§ Work to do
Each line containing the word "title" should be found and copied.

§ Supplied material
--------
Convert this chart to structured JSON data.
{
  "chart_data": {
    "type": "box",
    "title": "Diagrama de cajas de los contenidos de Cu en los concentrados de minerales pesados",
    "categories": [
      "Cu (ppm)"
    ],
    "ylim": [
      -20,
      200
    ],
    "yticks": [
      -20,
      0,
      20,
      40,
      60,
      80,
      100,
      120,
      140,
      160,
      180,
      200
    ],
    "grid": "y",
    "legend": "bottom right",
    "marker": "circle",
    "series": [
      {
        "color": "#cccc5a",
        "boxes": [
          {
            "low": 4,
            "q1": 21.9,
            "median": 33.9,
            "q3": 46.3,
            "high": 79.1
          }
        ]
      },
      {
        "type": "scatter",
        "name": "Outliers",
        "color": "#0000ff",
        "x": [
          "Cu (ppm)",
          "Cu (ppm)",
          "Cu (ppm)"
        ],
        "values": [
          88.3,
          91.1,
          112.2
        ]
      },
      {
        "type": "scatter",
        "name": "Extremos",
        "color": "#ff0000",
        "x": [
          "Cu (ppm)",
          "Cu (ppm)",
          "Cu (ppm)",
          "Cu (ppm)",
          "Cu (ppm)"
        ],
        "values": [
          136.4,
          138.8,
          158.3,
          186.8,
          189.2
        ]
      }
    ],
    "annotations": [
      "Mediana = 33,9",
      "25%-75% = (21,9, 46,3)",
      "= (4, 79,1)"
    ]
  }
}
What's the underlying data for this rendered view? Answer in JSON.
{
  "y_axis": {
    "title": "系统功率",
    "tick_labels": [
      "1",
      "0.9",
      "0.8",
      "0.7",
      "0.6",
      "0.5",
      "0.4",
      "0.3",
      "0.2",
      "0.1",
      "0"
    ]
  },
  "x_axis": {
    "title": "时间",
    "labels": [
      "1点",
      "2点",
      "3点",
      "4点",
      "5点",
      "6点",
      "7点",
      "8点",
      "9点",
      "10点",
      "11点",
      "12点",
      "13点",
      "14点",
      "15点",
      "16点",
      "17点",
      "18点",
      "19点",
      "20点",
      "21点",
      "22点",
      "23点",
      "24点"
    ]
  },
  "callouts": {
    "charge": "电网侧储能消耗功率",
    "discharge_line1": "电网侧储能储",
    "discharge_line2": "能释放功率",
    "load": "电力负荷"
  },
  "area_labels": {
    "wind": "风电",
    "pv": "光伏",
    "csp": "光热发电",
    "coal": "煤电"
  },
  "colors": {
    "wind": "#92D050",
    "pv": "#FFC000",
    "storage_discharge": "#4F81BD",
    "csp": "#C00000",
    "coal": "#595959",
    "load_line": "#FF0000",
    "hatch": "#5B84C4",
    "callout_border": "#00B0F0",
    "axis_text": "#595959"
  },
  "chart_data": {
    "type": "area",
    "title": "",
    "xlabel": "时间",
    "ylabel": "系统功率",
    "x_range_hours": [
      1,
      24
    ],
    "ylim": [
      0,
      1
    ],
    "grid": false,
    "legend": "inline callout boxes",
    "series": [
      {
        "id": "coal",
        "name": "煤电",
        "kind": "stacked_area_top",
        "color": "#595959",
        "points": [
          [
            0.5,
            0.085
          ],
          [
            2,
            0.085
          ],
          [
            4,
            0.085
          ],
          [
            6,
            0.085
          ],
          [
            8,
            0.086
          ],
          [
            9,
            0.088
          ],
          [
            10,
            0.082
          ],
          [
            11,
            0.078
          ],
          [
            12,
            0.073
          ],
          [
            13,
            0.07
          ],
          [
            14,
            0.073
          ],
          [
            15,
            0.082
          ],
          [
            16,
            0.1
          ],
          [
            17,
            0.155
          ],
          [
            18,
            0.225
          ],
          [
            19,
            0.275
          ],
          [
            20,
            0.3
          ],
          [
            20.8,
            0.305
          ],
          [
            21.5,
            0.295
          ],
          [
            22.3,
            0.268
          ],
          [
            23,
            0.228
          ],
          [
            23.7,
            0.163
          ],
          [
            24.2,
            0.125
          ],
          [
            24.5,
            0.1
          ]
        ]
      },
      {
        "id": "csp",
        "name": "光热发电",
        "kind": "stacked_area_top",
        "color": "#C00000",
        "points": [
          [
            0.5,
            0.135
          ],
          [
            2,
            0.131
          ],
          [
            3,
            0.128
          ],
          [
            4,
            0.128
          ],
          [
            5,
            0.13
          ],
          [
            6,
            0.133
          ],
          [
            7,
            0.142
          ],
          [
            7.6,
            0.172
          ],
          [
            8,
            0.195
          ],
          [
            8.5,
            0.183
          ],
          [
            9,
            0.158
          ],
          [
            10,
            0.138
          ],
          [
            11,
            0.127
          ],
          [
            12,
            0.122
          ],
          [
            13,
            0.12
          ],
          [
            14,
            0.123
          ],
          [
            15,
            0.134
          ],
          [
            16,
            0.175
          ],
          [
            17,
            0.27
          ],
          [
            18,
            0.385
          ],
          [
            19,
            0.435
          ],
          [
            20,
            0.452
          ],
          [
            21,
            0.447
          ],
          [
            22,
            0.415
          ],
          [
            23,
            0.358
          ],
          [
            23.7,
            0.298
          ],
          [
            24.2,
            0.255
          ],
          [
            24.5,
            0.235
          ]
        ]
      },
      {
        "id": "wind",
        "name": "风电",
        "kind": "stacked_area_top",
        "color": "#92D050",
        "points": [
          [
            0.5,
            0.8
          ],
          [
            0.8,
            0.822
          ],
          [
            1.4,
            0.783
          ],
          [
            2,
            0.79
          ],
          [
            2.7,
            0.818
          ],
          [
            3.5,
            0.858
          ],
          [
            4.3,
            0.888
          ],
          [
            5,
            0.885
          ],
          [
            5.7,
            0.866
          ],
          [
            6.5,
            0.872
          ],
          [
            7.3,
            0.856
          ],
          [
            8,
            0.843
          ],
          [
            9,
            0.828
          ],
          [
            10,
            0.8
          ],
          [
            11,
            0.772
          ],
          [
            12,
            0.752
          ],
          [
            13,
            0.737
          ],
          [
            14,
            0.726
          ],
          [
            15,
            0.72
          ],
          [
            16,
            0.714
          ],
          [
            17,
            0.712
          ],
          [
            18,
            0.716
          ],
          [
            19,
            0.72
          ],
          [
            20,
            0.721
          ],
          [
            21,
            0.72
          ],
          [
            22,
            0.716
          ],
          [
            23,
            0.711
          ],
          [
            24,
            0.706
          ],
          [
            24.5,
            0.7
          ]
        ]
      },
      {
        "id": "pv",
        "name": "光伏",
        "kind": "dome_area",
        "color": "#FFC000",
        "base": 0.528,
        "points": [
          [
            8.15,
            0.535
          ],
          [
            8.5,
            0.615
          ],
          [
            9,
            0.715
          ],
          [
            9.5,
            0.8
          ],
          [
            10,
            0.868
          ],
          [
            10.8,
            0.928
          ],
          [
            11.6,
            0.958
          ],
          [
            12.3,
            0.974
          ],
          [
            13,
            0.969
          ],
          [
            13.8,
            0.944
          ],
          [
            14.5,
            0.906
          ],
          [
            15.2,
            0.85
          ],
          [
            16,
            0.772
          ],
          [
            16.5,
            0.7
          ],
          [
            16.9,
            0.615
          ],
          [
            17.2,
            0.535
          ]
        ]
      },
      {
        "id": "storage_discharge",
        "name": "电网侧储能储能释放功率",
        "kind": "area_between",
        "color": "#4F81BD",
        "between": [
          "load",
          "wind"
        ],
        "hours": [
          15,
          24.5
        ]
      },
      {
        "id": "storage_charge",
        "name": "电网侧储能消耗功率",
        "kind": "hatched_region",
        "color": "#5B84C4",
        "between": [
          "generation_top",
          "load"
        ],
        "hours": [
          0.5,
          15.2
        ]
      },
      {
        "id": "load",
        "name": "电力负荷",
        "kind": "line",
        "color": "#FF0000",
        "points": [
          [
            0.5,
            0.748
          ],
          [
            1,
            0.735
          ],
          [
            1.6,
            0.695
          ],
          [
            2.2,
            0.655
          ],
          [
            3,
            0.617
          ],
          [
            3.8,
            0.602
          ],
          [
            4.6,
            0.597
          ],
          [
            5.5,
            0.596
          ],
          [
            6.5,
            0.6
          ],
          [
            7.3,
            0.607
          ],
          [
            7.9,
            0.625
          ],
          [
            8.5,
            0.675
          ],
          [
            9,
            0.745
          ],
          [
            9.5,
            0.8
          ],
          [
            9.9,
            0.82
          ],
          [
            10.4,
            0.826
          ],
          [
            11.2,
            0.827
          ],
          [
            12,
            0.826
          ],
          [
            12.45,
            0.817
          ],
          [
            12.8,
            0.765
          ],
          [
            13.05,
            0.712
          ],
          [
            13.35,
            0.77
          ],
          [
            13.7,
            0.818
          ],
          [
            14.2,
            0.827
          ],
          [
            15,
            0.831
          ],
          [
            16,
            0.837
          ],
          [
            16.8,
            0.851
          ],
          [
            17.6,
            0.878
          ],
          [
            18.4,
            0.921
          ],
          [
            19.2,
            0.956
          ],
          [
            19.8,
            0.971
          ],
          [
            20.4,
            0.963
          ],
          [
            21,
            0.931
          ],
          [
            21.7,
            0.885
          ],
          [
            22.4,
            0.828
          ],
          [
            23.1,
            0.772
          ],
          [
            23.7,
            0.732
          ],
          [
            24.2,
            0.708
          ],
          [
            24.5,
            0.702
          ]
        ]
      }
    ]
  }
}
--------
§ Exercise result
    "title": "Diagrama de cajas de los contenidos de Cu en los concentrados de minerales pesados",
    "title": "系统功率",
    "title": "时间",
    "title": "",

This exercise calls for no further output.